#### [Stored records]
··········

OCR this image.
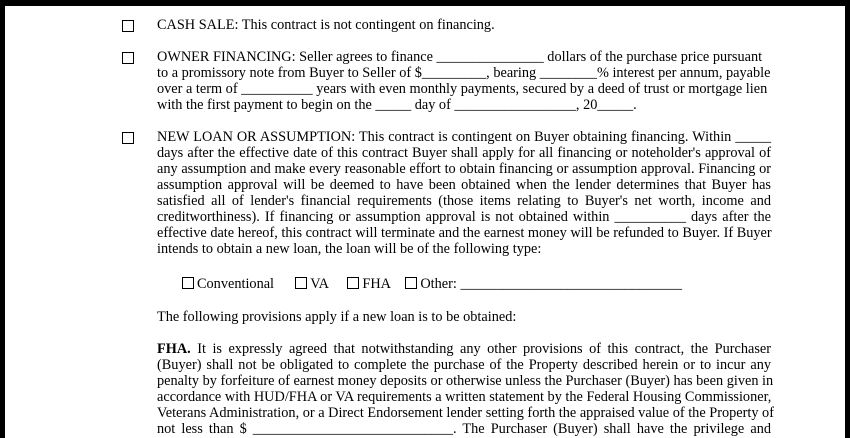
CASH SALE: This contract is not contingent on financing.
OWNER FINANCING: Seller agrees to finance _______________ dollars of the purchase price pursuant
to a promissory note from Buyer to Seller of $_________, bearing ________% interest per annum, payable
over a term of __________ years with even monthly payments, secured by a deed of trust or mortgage lien
with the first payment to begin on the _____ day of _________________, 20_____.
NEW LOAN OR ASSUMPTION: This contract is contingent on Buyer obtaining financing. Within _____
days after the effective date of this contract Buyer shall apply for all financing or noteholder's approval of
any assumption and make every reasonable effort to obtain financing or assumption approval. Financing or
assumption approval will be deemed to have been obtained when the lender determines that Buyer has
satisfied all of lender's financial requirements (those items relating to Buyer's net worth, income and
creditworthiness). If financing or assumption approval is not obtained within __________ days after the
effective date hereof, this contract will terminate and the earnest money will be refunded to Buyer. If Buyer
intends to obtain a new loan, the loan will be of the following type:
Conventional	VA FHA Other: _______________________________
The following provisions apply if a new loan is to be obtained:
FHA. It is expressly agreed that notwithstanding any other provisions of this contract, the Purchaser
(Buyer) shall not be obligated to complete the purchase of the Property described herein or to incur any
penalty by forfeiture of earnest money deposits or otherwise unless the Purchaser (Buyer) has been given in
accordance with HUD/FHA or VA requirements a written statement by the Federal Housing Commissioner,
Veterans Administration, or a Direct Endorsement lender setting forth the appraised value of the Property of
not less than $ ____________________________. The Purchaser (Buyer) shall have the privilege and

··········

#### [Directions]
Identify and copy all lines with the word "after".

#### [Exercise solution]
days after the effective date of this contract Buyer shall apply for all financing or noteholder's approval of
creditworthiness). If financing or assumption approval is not obtained within __________ days after the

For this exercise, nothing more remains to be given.